*The problem*
In the material below, identify each line bearing the word "this". Reproduce those lines.

*Entries shown*

-.-.-

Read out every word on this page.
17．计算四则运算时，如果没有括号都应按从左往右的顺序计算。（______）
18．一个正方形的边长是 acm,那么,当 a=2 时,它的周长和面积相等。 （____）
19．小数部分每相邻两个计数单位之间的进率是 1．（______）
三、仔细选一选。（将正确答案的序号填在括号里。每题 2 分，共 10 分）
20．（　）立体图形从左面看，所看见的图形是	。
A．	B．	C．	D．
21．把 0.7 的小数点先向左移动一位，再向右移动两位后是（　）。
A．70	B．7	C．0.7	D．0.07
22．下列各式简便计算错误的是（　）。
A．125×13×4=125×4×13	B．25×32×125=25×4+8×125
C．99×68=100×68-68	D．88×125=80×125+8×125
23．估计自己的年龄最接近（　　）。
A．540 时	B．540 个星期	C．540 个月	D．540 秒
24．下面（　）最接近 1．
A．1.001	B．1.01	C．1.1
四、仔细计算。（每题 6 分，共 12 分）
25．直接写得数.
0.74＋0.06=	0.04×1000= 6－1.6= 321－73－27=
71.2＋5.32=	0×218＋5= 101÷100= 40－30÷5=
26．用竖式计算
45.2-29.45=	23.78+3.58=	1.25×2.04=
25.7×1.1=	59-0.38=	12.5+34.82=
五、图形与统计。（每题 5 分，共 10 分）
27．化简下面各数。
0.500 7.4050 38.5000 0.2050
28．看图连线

-.-.-

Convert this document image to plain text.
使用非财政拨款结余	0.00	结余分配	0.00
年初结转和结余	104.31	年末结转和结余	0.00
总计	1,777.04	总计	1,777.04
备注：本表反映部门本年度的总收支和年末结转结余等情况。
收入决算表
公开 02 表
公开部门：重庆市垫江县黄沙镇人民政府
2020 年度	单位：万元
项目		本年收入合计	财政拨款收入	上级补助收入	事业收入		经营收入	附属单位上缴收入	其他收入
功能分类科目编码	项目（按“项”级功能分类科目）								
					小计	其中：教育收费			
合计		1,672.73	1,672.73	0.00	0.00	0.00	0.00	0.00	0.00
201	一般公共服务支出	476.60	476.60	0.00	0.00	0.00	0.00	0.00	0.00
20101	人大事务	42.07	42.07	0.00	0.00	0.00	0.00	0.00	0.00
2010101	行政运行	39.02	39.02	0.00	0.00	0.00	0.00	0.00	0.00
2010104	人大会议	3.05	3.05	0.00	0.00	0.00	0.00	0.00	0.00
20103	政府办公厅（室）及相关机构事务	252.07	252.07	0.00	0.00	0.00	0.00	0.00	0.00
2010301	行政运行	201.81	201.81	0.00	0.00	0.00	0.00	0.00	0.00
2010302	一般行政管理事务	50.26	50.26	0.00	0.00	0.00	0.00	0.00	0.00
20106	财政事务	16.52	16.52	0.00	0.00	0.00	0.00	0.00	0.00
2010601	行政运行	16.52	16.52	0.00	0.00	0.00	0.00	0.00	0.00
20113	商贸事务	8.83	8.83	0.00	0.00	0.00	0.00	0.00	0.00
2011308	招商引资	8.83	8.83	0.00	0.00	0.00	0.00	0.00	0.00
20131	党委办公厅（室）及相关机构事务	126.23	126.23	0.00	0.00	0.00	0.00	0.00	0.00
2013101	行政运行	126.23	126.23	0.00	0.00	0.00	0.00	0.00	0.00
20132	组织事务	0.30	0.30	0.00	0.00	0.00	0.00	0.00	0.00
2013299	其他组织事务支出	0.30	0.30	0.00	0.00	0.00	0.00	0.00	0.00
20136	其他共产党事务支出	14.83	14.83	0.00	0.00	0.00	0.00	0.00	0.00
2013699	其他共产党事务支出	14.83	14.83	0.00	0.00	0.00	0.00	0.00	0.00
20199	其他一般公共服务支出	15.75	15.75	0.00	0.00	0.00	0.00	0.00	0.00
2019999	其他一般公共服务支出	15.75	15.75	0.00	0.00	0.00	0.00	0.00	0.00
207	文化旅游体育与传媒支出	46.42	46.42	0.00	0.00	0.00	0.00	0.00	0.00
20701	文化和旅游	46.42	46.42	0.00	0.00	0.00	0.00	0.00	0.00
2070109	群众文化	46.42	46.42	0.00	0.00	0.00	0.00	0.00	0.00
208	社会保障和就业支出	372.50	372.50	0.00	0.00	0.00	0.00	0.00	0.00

-.-.-

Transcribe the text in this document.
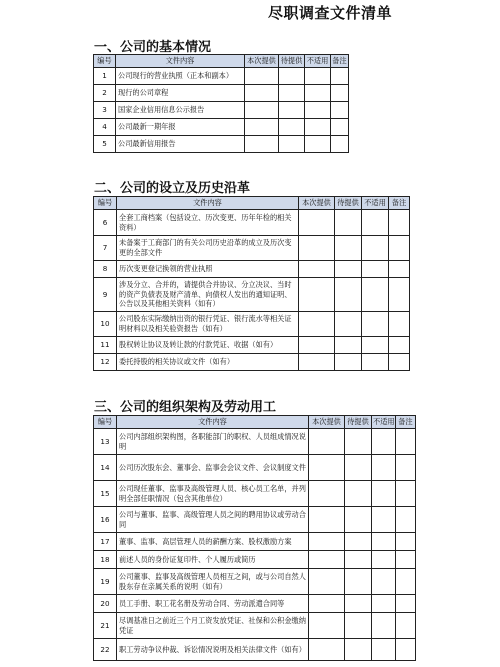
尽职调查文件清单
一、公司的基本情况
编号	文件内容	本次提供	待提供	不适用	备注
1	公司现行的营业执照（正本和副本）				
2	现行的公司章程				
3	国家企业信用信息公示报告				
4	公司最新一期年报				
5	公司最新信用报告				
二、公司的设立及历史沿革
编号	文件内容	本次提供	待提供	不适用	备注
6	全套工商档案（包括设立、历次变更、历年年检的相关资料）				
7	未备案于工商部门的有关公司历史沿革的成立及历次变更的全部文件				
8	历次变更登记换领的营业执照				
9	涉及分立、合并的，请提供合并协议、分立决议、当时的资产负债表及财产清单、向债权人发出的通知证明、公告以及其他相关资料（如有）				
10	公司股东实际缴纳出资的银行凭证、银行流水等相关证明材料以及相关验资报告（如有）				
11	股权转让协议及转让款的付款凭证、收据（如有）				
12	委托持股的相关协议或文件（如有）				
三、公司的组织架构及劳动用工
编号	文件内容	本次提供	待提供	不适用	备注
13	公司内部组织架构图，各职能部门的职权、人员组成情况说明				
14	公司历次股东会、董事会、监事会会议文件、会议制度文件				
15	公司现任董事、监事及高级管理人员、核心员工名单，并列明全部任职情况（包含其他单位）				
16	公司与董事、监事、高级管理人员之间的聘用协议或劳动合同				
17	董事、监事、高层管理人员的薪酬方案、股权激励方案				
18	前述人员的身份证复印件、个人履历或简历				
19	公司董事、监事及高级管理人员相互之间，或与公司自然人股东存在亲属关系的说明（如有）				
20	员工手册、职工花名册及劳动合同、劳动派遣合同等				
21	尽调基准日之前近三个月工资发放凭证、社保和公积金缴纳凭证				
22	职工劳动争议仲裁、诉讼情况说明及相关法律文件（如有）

-.-.-

*Correct output*
Read out every word on this page.
Convert this document image to plain text.
Transcribe the text in this document.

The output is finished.